Page element annotations

* * *

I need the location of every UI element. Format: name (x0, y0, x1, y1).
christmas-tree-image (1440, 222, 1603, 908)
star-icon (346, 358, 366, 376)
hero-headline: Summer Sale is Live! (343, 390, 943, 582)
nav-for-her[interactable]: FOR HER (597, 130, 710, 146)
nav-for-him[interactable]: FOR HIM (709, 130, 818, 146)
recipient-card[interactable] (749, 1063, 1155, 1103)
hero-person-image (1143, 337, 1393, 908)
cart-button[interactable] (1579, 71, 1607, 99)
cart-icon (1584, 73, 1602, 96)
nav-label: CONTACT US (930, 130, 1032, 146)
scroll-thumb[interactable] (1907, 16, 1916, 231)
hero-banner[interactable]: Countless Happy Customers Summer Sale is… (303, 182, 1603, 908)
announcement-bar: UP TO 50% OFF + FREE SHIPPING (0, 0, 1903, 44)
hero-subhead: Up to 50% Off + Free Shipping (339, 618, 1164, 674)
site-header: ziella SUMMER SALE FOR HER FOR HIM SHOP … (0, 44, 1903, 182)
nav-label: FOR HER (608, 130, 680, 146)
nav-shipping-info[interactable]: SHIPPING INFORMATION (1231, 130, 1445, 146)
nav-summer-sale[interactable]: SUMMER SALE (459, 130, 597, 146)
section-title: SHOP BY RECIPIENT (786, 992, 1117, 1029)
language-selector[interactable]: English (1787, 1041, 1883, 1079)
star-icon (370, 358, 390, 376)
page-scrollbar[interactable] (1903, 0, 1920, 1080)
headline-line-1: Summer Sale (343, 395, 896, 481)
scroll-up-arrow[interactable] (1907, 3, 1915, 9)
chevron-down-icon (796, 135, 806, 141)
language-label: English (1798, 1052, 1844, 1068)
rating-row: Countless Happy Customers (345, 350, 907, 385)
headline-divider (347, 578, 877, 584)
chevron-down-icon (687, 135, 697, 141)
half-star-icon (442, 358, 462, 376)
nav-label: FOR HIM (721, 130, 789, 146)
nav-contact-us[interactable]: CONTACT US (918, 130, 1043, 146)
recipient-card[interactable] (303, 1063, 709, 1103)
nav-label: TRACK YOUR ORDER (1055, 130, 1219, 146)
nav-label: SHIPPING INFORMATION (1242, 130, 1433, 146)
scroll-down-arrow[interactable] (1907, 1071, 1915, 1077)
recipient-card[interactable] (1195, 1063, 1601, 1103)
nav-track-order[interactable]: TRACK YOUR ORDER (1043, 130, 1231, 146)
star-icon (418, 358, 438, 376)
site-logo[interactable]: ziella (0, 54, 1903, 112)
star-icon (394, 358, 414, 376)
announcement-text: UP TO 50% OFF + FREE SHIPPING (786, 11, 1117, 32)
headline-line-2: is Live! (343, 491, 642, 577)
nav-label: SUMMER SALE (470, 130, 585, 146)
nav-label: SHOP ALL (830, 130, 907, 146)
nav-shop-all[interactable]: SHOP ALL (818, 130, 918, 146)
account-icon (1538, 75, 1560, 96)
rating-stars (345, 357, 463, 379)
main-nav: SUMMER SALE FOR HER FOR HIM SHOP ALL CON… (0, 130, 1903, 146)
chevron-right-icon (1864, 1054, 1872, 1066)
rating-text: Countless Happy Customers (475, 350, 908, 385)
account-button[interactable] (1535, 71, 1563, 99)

* * *

What is expected: Please copy out every one of these lines verbatim.

Exercise response:
I need the location of every UI element. Format: name (x0, y0, x1, y1).
christmas-tree-image (1440, 222, 1603, 908)
star-icon (346, 358, 366, 376)
hero-headline: Summer Sale is Live! (343, 390, 943, 582)
nav-for-her[interactable]: FOR HER (597, 130, 710, 146)
nav-for-him[interactable]: FOR HIM (709, 130, 818, 146)
recipient-card[interactable] (749, 1063, 1155, 1103)
hero-person-image (1143, 337, 1393, 908)
cart-button[interactable] (1579, 71, 1607, 99)
cart-icon (1584, 73, 1602, 96)
nav-label: CONTACT US (930, 130, 1032, 146)
scroll-thumb[interactable] (1907, 16, 1916, 231)
hero-banner[interactable]: Countless Happy Customers Summer Sale is… (303, 182, 1603, 908)
announcement-bar: UP TO 50% OFF + FREE SHIPPING (0, 0, 1903, 44)
hero-subhead: Up to 50% Off + Free Shipping (339, 618, 1164, 674)
site-header: ziella SUMMER SALE FOR HER FOR HIM SHOP … (0, 44, 1903, 182)
nav-label: FOR HER (608, 130, 680, 146)
nav-shipping-info[interactable]: SHIPPING INFORMATION (1231, 130, 1445, 146)
nav-summer-sale[interactable]: SUMMER SALE (459, 130, 597, 146)
section-title: SHOP BY RECIPIENT (786, 992, 1117, 1029)
language-selector[interactable]: English (1787, 1041, 1883, 1079)
star-icon (370, 358, 390, 376)
page-scrollbar[interactable] (1903, 0, 1920, 1080)
headline-line-1: Summer Sale (343, 395, 896, 481)
scroll-up-arrow[interactable] (1907, 3, 1915, 9)
chevron-down-icon (796, 135, 806, 141)
language-label: English (1798, 1052, 1844, 1068)
rating-row: Countless Happy Customers (345, 350, 907, 385)
headline-divider (347, 578, 877, 584)
chevron-down-icon (687, 135, 697, 141)
half-star-icon (442, 358, 462, 376)
nav-label: FOR HIM (721, 130, 789, 146)
nav-contact-us[interactable]: CONTACT US (918, 130, 1043, 146)
recipient-card[interactable] (303, 1063, 709, 1103)
nav-label: TRACK YOUR ORDER (1055, 130, 1219, 146)
nav-label: SHIPPING INFORMATION (1242, 130, 1433, 146)
scroll-down-arrow[interactable] (1907, 1071, 1915, 1077)
recipient-card[interactable] (1195, 1063, 1601, 1103)
nav-track-order[interactable]: TRACK YOUR ORDER (1043, 130, 1231, 146)
star-icon (418, 358, 438, 376)
site-logo[interactable]: ziella (0, 54, 1903, 112)
star-icon (394, 358, 414, 376)
announcement-text: UP TO 50% OFF + FREE SHIPPING (786, 11, 1117, 32)
headline-line-2: is Live! (343, 491, 642, 577)
nav-label: SUMMER SALE (470, 130, 585, 146)
nav-label: SHOP ALL (830, 130, 907, 146)
nav-shop-all[interactable]: SHOP ALL (818, 130, 918, 146)
account-icon (1538, 75, 1560, 96)
rating-stars (345, 357, 463, 379)
main-nav: SUMMER SALE FOR HER FOR HIM SHOP ALL CON… (0, 130, 1903, 146)
chevron-right-icon (1864, 1054, 1872, 1066)
rating-text: Countless Happy Customers (475, 350, 908, 385)
account-button[interactable] (1535, 71, 1563, 99)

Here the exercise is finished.